GOAL
Extract each line holding the word "name" from the entries.

RECORDED DATA

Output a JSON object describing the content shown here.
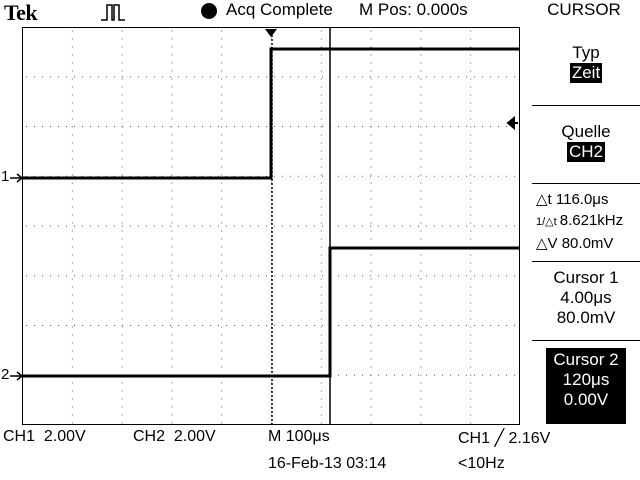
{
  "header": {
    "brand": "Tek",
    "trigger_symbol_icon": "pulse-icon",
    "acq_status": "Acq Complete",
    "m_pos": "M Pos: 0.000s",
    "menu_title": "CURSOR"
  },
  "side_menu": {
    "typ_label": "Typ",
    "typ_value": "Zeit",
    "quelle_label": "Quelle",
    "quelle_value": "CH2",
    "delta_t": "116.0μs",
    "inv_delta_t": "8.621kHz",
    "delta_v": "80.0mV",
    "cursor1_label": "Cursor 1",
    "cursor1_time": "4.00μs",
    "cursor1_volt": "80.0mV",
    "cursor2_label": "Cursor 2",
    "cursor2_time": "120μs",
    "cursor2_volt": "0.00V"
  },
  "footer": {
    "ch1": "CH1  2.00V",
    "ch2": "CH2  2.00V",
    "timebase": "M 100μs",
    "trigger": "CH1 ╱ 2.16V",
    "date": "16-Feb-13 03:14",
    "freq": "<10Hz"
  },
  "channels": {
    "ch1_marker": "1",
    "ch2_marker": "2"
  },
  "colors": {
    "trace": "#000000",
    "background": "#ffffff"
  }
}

* * *

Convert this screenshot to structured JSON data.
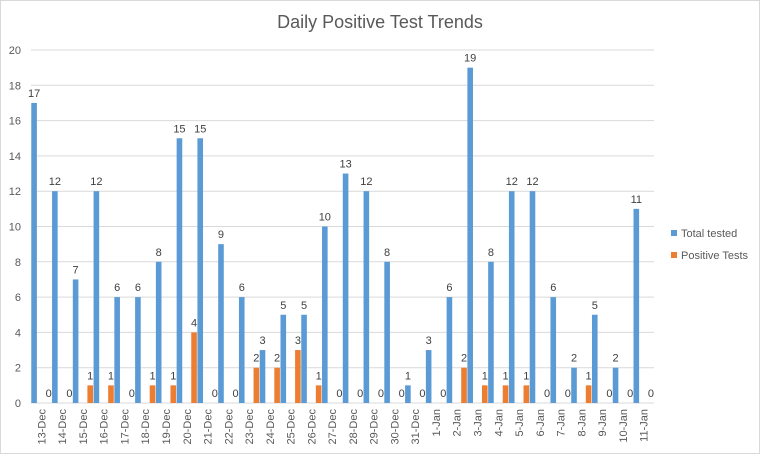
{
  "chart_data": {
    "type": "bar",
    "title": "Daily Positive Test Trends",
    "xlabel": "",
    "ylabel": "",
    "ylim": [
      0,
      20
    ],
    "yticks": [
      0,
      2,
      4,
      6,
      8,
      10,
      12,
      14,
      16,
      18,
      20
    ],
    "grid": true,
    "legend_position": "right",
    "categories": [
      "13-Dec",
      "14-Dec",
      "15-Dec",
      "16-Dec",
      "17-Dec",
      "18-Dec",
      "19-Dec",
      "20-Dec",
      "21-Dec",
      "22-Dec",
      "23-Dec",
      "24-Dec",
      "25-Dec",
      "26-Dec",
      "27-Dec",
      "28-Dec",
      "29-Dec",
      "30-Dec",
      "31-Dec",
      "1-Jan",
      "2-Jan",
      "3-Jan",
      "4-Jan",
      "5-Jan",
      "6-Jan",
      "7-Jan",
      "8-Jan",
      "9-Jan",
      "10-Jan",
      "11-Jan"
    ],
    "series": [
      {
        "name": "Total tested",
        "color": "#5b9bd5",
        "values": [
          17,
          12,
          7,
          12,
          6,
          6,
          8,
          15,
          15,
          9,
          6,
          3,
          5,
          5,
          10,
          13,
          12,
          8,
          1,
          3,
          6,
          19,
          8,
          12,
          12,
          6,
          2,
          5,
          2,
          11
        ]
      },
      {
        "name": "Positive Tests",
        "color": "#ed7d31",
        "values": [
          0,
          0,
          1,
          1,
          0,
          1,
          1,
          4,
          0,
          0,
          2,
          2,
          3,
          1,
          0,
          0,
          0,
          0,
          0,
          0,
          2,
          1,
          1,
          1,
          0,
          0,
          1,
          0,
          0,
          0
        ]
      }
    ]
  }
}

FULL SOLUTION
        "name": "Total tested",
        "name": "Positive Tests",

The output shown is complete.